_Action item_.
Set down every entry exactly as it stands, omitting any picture.

==== Entries provided

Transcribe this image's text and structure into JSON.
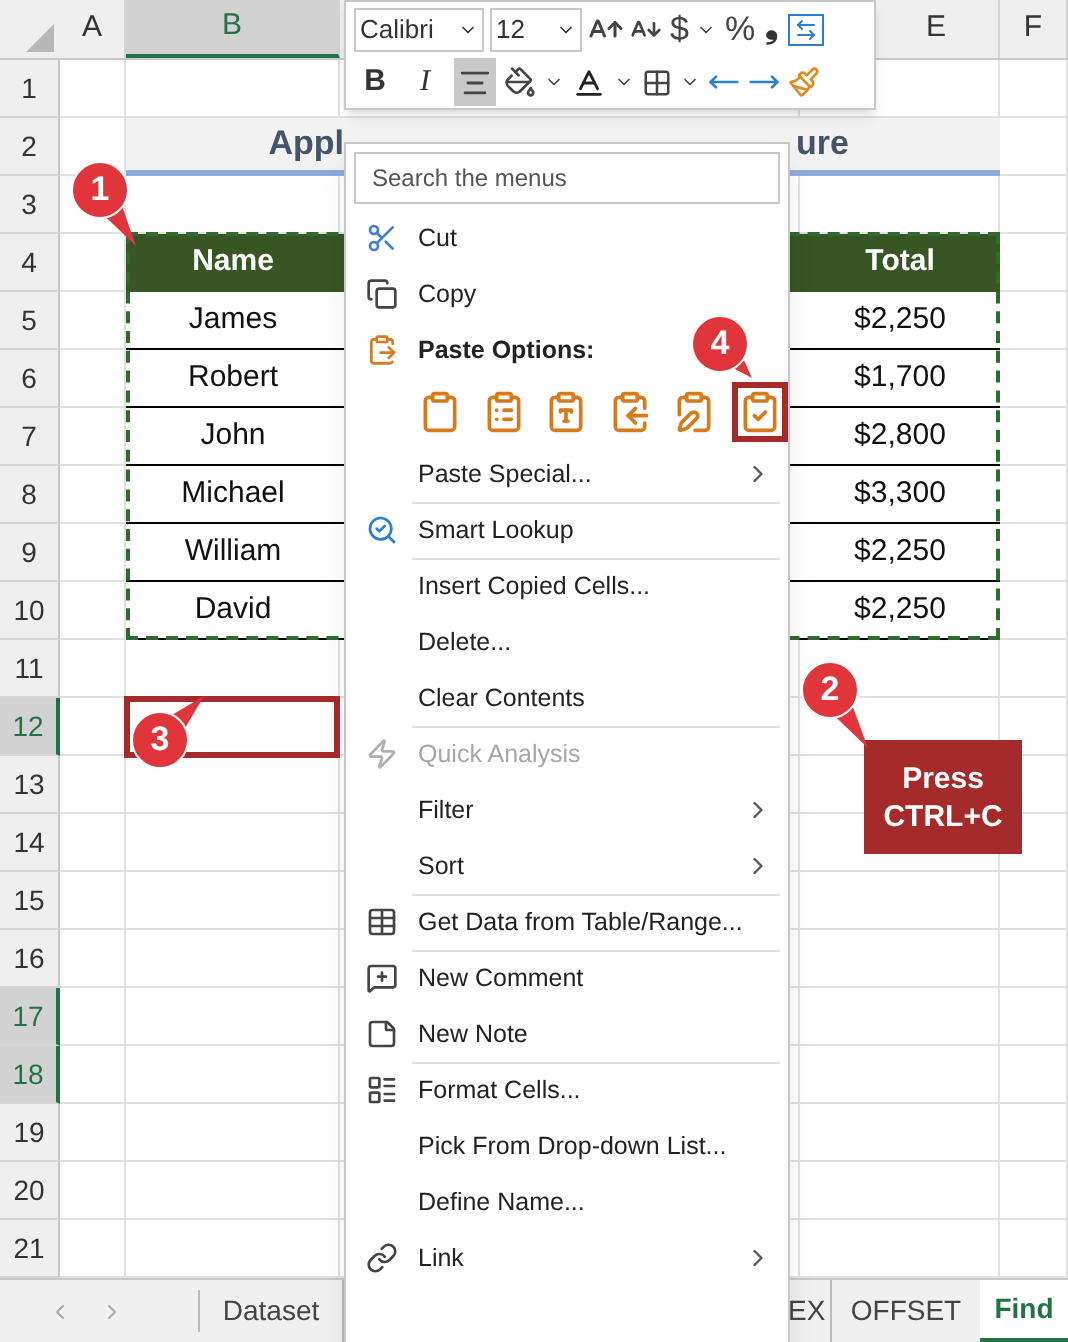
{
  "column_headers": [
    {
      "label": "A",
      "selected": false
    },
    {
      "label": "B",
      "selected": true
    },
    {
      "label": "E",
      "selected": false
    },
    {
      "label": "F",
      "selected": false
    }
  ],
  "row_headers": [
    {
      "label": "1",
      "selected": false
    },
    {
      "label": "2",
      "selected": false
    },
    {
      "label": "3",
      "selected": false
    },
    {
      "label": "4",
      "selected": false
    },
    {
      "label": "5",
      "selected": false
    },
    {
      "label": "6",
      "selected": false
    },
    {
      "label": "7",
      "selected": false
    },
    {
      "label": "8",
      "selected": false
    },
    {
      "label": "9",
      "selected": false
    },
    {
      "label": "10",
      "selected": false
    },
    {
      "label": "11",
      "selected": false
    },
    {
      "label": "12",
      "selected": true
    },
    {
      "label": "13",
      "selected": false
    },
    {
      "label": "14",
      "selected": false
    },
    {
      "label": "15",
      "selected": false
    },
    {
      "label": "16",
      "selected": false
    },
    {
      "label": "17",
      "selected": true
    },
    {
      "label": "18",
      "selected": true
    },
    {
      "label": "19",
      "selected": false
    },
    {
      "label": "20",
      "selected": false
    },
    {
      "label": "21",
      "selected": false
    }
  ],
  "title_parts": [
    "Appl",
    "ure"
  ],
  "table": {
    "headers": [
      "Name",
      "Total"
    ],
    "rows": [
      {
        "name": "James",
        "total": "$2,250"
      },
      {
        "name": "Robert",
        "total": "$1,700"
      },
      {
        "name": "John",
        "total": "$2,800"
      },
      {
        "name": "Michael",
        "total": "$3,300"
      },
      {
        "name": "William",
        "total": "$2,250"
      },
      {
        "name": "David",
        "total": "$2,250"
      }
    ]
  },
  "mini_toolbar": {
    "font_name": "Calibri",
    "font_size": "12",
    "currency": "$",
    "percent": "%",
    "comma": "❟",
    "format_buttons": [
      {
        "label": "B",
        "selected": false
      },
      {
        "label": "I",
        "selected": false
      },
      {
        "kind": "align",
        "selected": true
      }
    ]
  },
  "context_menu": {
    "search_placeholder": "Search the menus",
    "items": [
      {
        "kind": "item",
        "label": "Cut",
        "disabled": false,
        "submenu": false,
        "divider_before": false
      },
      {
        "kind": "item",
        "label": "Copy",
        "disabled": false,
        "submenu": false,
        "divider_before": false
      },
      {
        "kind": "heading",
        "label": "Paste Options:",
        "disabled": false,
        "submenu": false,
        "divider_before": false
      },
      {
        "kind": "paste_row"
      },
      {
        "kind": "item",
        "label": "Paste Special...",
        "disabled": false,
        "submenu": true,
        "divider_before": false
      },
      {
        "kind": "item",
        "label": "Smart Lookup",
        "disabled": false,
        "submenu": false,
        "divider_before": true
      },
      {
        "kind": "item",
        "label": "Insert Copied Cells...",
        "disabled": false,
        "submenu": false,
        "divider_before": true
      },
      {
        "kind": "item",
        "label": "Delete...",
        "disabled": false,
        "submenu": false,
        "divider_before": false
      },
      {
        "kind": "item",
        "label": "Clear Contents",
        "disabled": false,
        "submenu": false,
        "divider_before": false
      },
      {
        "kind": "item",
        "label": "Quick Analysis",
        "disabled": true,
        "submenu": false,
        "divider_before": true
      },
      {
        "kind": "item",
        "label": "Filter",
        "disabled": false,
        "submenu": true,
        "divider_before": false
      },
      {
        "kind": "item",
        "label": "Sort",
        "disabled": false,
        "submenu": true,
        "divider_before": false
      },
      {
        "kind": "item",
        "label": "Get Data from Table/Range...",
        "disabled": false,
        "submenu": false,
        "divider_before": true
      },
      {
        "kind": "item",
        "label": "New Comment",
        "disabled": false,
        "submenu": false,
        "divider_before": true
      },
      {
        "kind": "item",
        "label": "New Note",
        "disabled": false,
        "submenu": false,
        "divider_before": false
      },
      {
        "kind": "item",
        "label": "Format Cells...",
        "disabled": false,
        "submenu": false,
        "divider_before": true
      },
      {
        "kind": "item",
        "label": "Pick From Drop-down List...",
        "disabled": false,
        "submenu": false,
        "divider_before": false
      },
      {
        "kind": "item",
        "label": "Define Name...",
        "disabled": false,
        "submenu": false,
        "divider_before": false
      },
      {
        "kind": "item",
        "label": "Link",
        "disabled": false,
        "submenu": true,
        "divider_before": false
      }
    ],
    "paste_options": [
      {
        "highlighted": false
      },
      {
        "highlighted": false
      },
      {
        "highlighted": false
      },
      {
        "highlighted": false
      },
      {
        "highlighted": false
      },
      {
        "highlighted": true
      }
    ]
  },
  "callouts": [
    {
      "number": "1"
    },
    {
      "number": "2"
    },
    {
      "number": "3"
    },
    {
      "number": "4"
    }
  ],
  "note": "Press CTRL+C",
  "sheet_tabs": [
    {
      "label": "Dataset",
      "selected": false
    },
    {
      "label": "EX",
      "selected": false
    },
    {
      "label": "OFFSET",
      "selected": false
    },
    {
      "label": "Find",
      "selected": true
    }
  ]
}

========

_Exercise response_.
Transcribe this image's text and structure into JSON.
{
  "column_headers": [
    {
      "label": "A",
      "selected": false
    },
    {
      "label": "B",
      "selected": true
    },
    {
      "label": "E",
      "selected": false
    },
    {
      "label": "F",
      "selected": false
    }
  ],
  "row_headers": [
    {
      "label": "1",
      "selected": false
    },
    {
      "label": "2",
      "selected": false
    },
    {
      "label": "3",
      "selected": false
    },
    {
      "label": "4",
      "selected": false
    },
    {
      "label": "5",
      "selected": false
    },
    {
      "label": "6",
      "selected": false
    },
    {
      "label": "7",
      "selected": false
    },
    {
      "label": "8",
      "selected": false
    },
    {
      "label": "9",
      "selected": false
    },
    {
      "label": "10",
      "selected": false
    },
    {
      "label": "11",
      "selected": false
    },
    {
      "label": "12",
      "selected": true
    },
    {
      "label": "13",
      "selected": false
    },
    {
      "label": "14",
      "selected": false
    },
    {
      "label": "15",
      "selected": false
    },
    {
      "label": "16",
      "selected": false
    },
    {
      "label": "17",
      "selected": true
    },
    {
      "label": "18",
      "selected": true
    },
    {
      "label": "19",
      "selected": false
    },
    {
      "label": "20",
      "selected": false
    },
    {
      "label": "21",
      "selected": false
    }
  ],
  "title_parts": [
    "Appl",
    "ure"
  ],
  "table": {
    "headers": [
      "Name",
      "Total"
    ],
    "rows": [
      {
        "name": "James",
        "total": "$2,250"
      },
      {
        "name": "Robert",
        "total": "$1,700"
      },
      {
        "name": "John",
        "total": "$2,800"
      },
      {
        "name": "Michael",
        "total": "$3,300"
      },
      {
        "name": "William",
        "total": "$2,250"
      },
      {
        "name": "David",
        "total": "$2,250"
      }
    ]
  },
  "mini_toolbar": {
    "font_name": "Calibri",
    "font_size": "12",
    "currency": "$",
    "percent": "%",
    "comma": "❟",
    "format_buttons": [
      {
        "label": "B",
        "selected": false
      },
      {
        "label": "I",
        "selected": false
      },
      {
        "kind": "align",
        "selected": true
      }
    ]
  },
  "context_menu": {
    "search_placeholder": "Search the menus",
    "items": [
      {
        "kind": "item",
        "label": "Cut",
        "disabled": false,
        "submenu": false,
        "divider_before": false
      },
      {
        "kind": "item",
        "label": "Copy",
        "disabled": false,
        "submenu": false,
        "divider_before": false
      },
      {
        "kind": "heading",
        "label": "Paste Options:",
        "disabled": false,
        "submenu": false,
        "divider_before": false
      },
      {
        "kind": "paste_row"
      },
      {
        "kind": "item",
        "label": "Paste Special...",
        "disabled": false,
        "submenu": true,
        "divider_before": false
      },
      {
        "kind": "item",
        "label": "Smart Lookup",
        "disabled": false,
        "submenu": false,
        "divider_before": true
      },
      {
        "kind": "item",
        "label": "Insert Copied Cells...",
        "disabled": false,
        "submenu": false,
        "divider_before": true
      },
      {
        "kind": "item",
        "label": "Delete...",
        "disabled": false,
        "submenu": false,
        "divider_before": false
      },
      {
        "kind": "item",
        "label": "Clear Contents",
        "disabled": false,
        "submenu": false,
        "divider_before": false
      },
      {
        "kind": "item",
        "label": "Quick Analysis",
        "disabled": true,
        "submenu": false,
        "divider_before": true
      },
      {
        "kind": "item",
        "label": "Filter",
        "disabled": false,
        "submenu": true,
        "divider_before": false
      },
      {
        "kind": "item",
        "label": "Sort",
        "disabled": false,
        "submenu": true,
        "divider_before": false
      },
      {
        "kind": "item",
        "label": "Get Data from Table/Range...",
        "disabled": false,
        "submenu": false,
        "divider_before": true
      },
      {
        "kind": "item",
        "label": "New Comment",
        "disabled": false,
        "submenu": false,
        "divider_before": true
      },
      {
        "kind": "item",
        "label": "New Note",
        "disabled": false,
        "submenu": false,
        "divider_before": false
      },
      {
        "kind": "item",
        "label": "Format Cells...",
        "disabled": false,
        "submenu": false,
        "divider_before": true
      },
      {
        "kind": "item",
        "label": "Pick From Drop-down List...",
        "disabled": false,
        "submenu": false,
        "divider_before": false
      },
      {
        "kind": "item",
        "label": "Define Name...",
        "disabled": false,
        "submenu": false,
        "divider_before": false
      },
      {
        "kind": "item",
        "label": "Link",
        "disabled": false,
        "submenu": true,
        "divider_before": false
      }
    ],
    "paste_options": [
      {
        "highlighted": false
      },
      {
        "highlighted": false
      },
      {
        "highlighted": false
      },
      {
        "highlighted": false
      },
      {
        "highlighted": false
      },
      {
        "highlighted": true
      }
    ]
  },
  "callouts": [
    {
      "number": "1"
    },
    {
      "number": "2"
    },
    {
      "number": "3"
    },
    {
      "number": "4"
    }
  ],
  "note": "Press CTRL+C",
  "sheet_tabs": [
    {
      "label": "Dataset",
      "selected": false
    },
    {
      "label": "EX",
      "selected": false
    },
    {
      "label": "OFFSET",
      "selected": false
    },
    {
      "label": "Find",
      "selected": true
    }
  ]
}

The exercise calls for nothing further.